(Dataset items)
"""

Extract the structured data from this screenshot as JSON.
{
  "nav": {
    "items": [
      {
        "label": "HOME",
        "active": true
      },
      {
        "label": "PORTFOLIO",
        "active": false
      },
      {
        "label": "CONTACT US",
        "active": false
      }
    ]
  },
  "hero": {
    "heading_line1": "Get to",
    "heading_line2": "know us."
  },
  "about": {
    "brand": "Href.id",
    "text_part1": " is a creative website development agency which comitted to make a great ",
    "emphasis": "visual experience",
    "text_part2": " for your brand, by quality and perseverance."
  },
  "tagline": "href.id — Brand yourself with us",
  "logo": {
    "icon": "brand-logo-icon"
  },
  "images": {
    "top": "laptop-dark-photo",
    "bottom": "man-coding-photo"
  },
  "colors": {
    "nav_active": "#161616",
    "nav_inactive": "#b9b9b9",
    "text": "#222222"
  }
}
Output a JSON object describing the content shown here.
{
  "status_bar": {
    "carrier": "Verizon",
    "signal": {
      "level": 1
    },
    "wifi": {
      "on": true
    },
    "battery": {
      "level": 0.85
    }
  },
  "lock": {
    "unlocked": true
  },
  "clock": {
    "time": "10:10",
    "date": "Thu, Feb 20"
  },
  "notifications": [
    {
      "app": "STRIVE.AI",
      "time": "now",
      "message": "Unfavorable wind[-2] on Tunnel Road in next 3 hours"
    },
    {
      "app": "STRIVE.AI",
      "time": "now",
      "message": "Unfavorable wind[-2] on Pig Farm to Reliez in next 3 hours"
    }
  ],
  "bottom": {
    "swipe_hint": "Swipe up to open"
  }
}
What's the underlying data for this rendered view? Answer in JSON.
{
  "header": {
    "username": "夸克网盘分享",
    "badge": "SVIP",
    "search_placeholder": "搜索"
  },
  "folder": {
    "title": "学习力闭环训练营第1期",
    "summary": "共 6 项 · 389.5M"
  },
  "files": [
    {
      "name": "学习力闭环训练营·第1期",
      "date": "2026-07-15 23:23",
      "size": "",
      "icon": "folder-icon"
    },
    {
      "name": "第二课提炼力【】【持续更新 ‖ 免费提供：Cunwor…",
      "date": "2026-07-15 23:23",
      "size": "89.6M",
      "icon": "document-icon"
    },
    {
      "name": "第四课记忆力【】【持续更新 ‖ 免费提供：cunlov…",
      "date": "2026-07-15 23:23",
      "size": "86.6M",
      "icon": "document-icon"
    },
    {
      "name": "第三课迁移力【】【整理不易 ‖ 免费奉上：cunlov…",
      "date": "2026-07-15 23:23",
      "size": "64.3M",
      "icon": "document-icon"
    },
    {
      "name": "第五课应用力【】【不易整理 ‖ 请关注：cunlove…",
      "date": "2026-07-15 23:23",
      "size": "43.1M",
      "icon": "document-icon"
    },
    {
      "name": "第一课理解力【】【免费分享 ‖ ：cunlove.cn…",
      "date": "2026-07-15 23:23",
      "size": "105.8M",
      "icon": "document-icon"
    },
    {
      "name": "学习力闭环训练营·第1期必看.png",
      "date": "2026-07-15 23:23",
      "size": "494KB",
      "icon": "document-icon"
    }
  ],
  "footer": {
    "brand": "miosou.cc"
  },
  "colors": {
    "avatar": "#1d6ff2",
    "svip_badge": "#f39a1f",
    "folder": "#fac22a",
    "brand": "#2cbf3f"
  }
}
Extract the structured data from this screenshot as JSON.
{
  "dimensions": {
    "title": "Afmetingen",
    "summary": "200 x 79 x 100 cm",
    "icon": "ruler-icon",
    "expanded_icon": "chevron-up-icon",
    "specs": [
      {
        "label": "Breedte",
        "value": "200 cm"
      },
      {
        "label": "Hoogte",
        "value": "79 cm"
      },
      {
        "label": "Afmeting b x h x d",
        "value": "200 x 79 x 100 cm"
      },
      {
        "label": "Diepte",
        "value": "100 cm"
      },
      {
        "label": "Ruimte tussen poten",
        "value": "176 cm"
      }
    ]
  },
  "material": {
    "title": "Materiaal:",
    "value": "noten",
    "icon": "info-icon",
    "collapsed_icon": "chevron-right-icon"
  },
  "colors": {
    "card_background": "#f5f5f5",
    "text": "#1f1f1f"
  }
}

"""

### WHAT THE TASK REQUIRES
Select, from the listing, all lines that include the word "size".

### CORRECT RESPONSE
      "size": "",
      "size": "89.6M",
      "size": "86.6M",
      "size": "64.3M",
      "size": "43.1M",
      "size": "105.8M",
      "size": "494KB",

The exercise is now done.